**Task prompt**
Quote the records below in full, exactly as given, with the images taken out.

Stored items

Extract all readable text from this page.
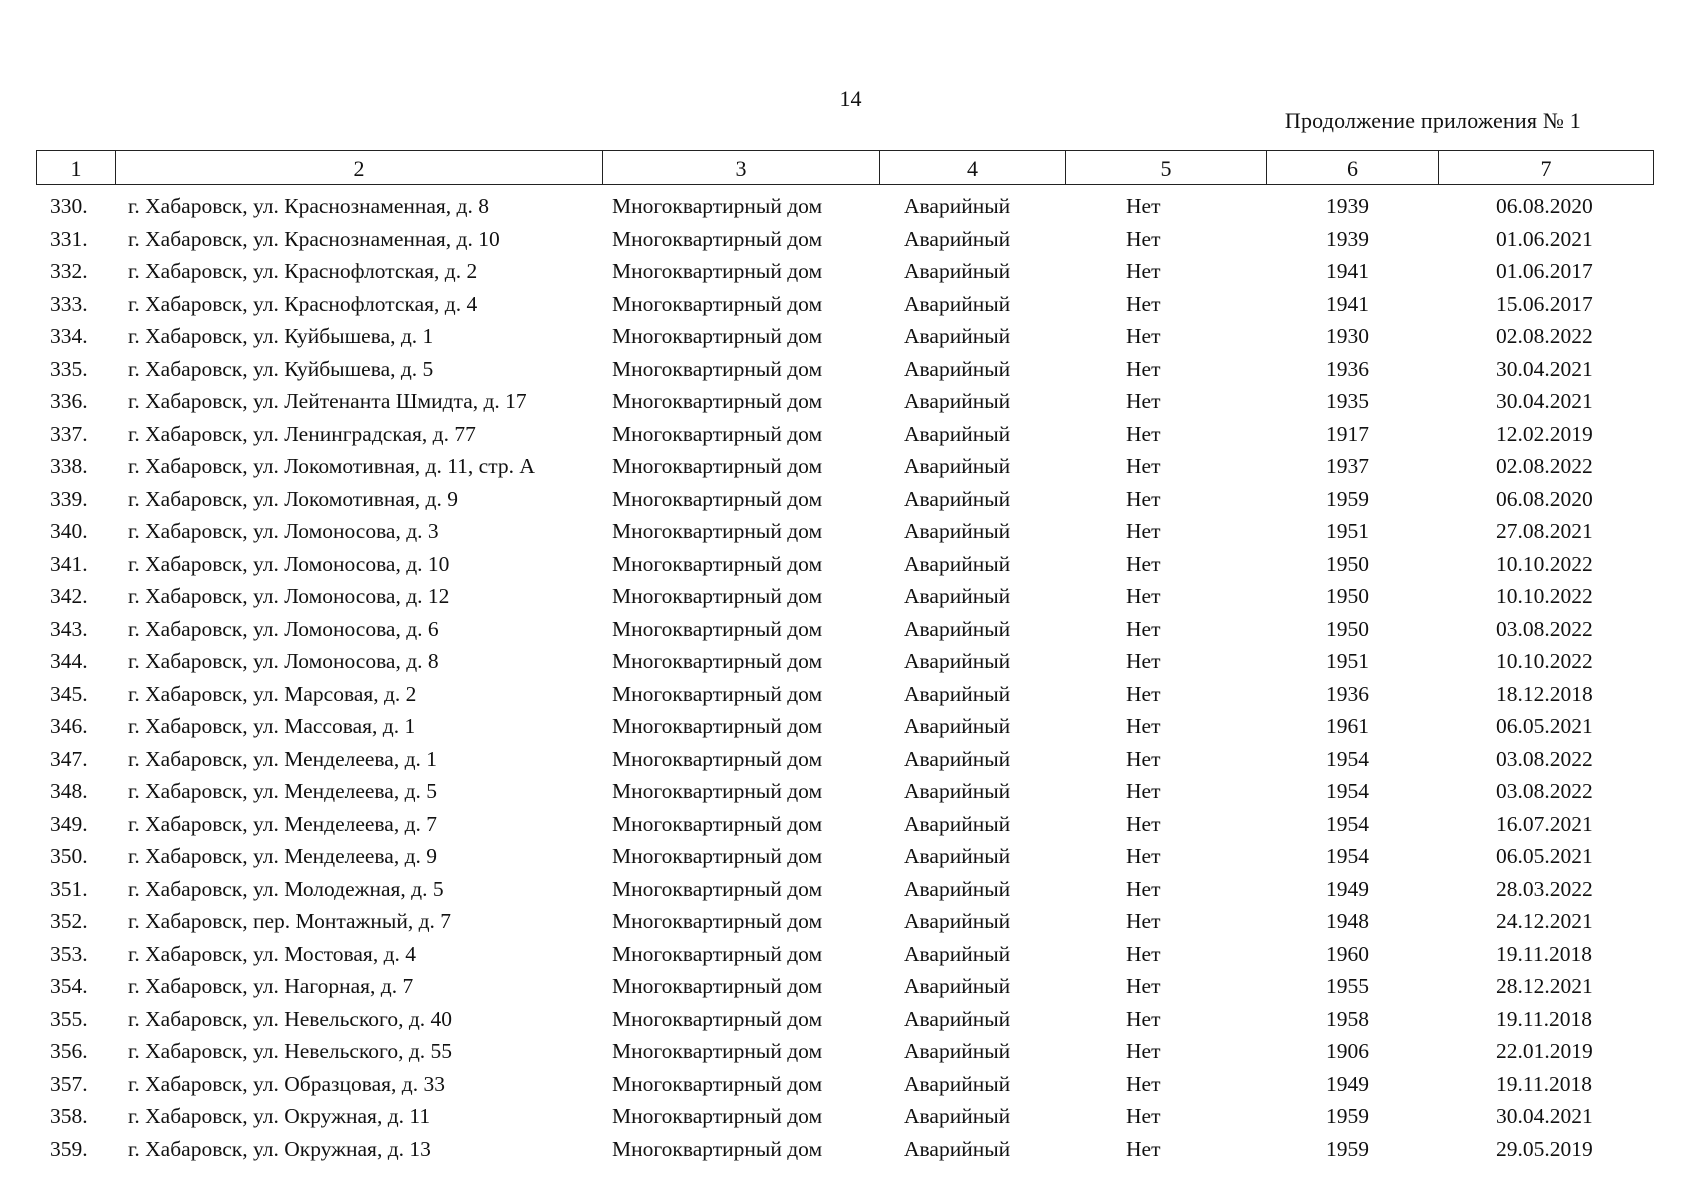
14
Продолжение приложения № 1
1	2	3	4	5	6	7
330.	г. Хабаровск, ул. Краснознаменная, д. 8	Многоквартирный дом	Аварийный	Нет	1939	06.08.2020
331.	г. Хабаровск, ул. Краснознаменная, д. 10	Многоквартирный дом	Аварийный	Нет	1939	01.06.2021
332.	г. Хабаровск, ул. Краснофлотская, д. 2	Многоквартирный дом	Аварийный	Нет	1941	01.06.2017
333.	г. Хабаровск, ул. Краснофлотская, д. 4	Многоквартирный дом	Аварийный	Нет	1941	15.06.2017
334.	г. Хабаровск, ул. Куйбышева, д. 1	Многоквартирный дом	Аварийный	Нет	1930	02.08.2022
335.	г. Хабаровск, ул. Куйбышева, д. 5	Многоквартирный дом	Аварийный	Нет	1936	30.04.2021
336.	г. Хабаровск, ул. Лейтенанта Шмидта, д. 17	Многоквартирный дом	Аварийный	Нет	1935	30.04.2021
337.	г. Хабаровск, ул. Ленинградская, д. 77	Многоквартирный дом	Аварийный	Нет	1917	12.02.2019
338.	г. Хабаровск, ул. Локомотивная, д. 11, стр. А	Многоквартирный дом	Аварийный	Нет	1937	02.08.2022
339.	г. Хабаровск, ул. Локомотивная, д. 9	Многоквартирный дом	Аварийный	Нет	1959	06.08.2020
340.	г. Хабаровск, ул. Ломоносова, д. 3	Многоквартирный дом	Аварийный	Нет	1951	27.08.2021
341.	г. Хабаровск, ул. Ломоносова, д. 10	Многоквартирный дом	Аварийный	Нет	1950	10.10.2022
342.	г. Хабаровск, ул. Ломоносова, д. 12	Многоквартирный дом	Аварийный	Нет	1950	10.10.2022
343.	г. Хабаровск, ул. Ломоносова, д. 6	Многоквартирный дом	Аварийный	Нет	1950	03.08.2022
344.	г. Хабаровск, ул. Ломоносова, д. 8	Многоквартирный дом	Аварийный	Нет	1951	10.10.2022
345.	г. Хабаровск, ул. Марсовая, д. 2	Многоквартирный дом	Аварийный	Нет	1936	18.12.2018
346.	г. Хабаровск, ул. Массовая, д. 1	Многоквартирный дом	Аварийный	Нет	1961	06.05.2021
347.	г. Хабаровск, ул. Менделеева, д. 1	Многоквартирный дом	Аварийный	Нет	1954	03.08.2022
348.	г. Хабаровск, ул. Менделеева, д. 5	Многоквартирный дом	Аварийный	Нет	1954	03.08.2022
349.	г. Хабаровск, ул. Менделеева, д. 7	Многоквартирный дом	Аварийный	Нет	1954	16.07.2021
350.	г. Хабаровск, ул. Менделеева, д. 9	Многоквартирный дом	Аварийный	Нет	1954	06.05.2021
351.	г. Хабаровск, ул. Молодежная, д. 5	Многоквартирный дом	Аварийный	Нет	1949	28.03.2022
352.	г. Хабаровск, пер. Монтажный, д. 7	Многоквартирный дом	Аварийный	Нет	1948	24.12.2021
353.	г. Хабаровск, ул. Мостовая, д. 4	Многоквартирный дом	Аварийный	Нет	1960	19.11.2018
354.	г. Хабаровск, ул. Нагорная, д. 7	Многоквартирный дом	Аварийный	Нет	1955	28.12.2021
355.	г. Хабаровск, ул. Невельского, д. 40	Многоквартирный дом	Аварийный	Нет	1958	19.11.2018
356.	г. Хабаровск, ул. Невельского, д. 55	Многоквартирный дом	Аварийный	Нет	1906	22.01.2019
357.	г. Хабаровск, ул. Образцовая, д. 33	Многоквартирный дом	Аварийный	Нет	1949	19.11.2018
358.	г. Хабаровск, ул. Окружная, д. 11	Многоквартирный дом	Аварийный	Нет	1959	30.04.2021
359.	г. Хабаровск, ул. Окружная, д. 13	Многоквартирный дом	Аварийный	Нет	1959	29.05.2019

**Reply to the exercise**
Extract all readable text from this page.
14
Продолжение приложения № 1
1	2	3	4	5	6	7
330.	г. Хабаровск, ул. Краснознаменная, д. 8	Многоквартирный дом	Аварийный	Нет	1939	06.08.2020
331.	г. Хабаровск, ул. Краснознаменная, д. 10	Многоквартирный дом	Аварийный	Нет	1939	01.06.2021
332.	г. Хабаровск, ул. Краснофлотская, д. 2	Многоквартирный дом	Аварийный	Нет	1941	01.06.2017
333.	г. Хабаровск, ул. Краснофлотская, д. 4	Многоквартирный дом	Аварийный	Нет	1941	15.06.2017
334.	г. Хабаровск, ул. Куйбышева, д. 1	Многоквартирный дом	Аварийный	Нет	1930	02.08.2022
335.	г. Хабаровск, ул. Куйбышева, д. 5	Многоквартирный дом	Аварийный	Нет	1936	30.04.2021
336.	г. Хабаровск, ул. Лейтенанта Шмидта, д. 17	Многоквартирный дом	Аварийный	Нет	1935	30.04.2021
337.	г. Хабаровск, ул. Ленинградская, д. 77	Многоквартирный дом	Аварийный	Нет	1917	12.02.2019
338.	г. Хабаровск, ул. Локомотивная, д. 11, стр. А	Многоквартирный дом	Аварийный	Нет	1937	02.08.2022
339.	г. Хабаровск, ул. Локомотивная, д. 9	Многоквартирный дом	Аварийный	Нет	1959	06.08.2020
340.	г. Хабаровск, ул. Ломоносова, д. 3	Многоквартирный дом	Аварийный	Нет	1951	27.08.2021
341.	г. Хабаровск, ул. Ломоносова, д. 10	Многоквартирный дом	Аварийный	Нет	1950	10.10.2022
342.	г. Хабаровск, ул. Ломоносова, д. 12	Многоквартирный дом	Аварийный	Нет	1950	10.10.2022
343.	г. Хабаровск, ул. Ломоносова, д. 6	Многоквартирный дом	Аварийный	Нет	1950	03.08.2022
344.	г. Хабаровск, ул. Ломоносова, д. 8	Многоквартирный дом	Аварийный	Нет	1951	10.10.2022
345.	г. Хабаровск, ул. Марсовая, д. 2	Многоквартирный дом	Аварийный	Нет	1936	18.12.2018
346.	г. Хабаровск, ул. Массовая, д. 1	Многоквартирный дом	Аварийный	Нет	1961	06.05.2021
347.	г. Хабаровск, ул. Менделеева, д. 1	Многоквартирный дом	Аварийный	Нет	1954	03.08.2022
348.	г. Хабаровск, ул. Менделеева, д. 5	Многоквартирный дом	Аварийный	Нет	1954	03.08.2022
349.	г. Хабаровск, ул. Менделеева, д. 7	Многоквартирный дом	Аварийный	Нет	1954	16.07.2021
350.	г. Хабаровск, ул. Менделеева, д. 9	Многоквартирный дом	Аварийный	Нет	1954	06.05.2021
351.	г. Хабаровск, ул. Молодежная, д. 5	Многоквартирный дом	Аварийный	Нет	1949	28.03.2022
352.	г. Хабаровск, пер. Монтажный, д. 7	Многоквартирный дом	Аварийный	Нет	1948	24.12.2021
353.	г. Хабаровск, ул. Мостовая, д. 4	Многоквартирный дом	Аварийный	Нет	1960	19.11.2018
354.	г. Хабаровск, ул. Нагорная, д. 7	Многоквартирный дом	Аварийный	Нет	1955	28.12.2021
355.	г. Хабаровск, ул. Невельского, д. 40	Многоквартирный дом	Аварийный	Нет	1958	19.11.2018
356.	г. Хабаровск, ул. Невельского, д. 55	Многоквартирный дом	Аварийный	Нет	1906	22.01.2019
357.	г. Хабаровск, ул. Образцовая, д. 33	Многоквартирный дом	Аварийный	Нет	1949	19.11.2018
358.	г. Хабаровск, ул. Окружная, д. 11	Многоквартирный дом	Аварийный	Нет	1959	30.04.2021
359.	г. Хабаровск, ул. Окружная, д. 13	Многоквартирный дом	Аварийный	Нет	1959	29.05.2019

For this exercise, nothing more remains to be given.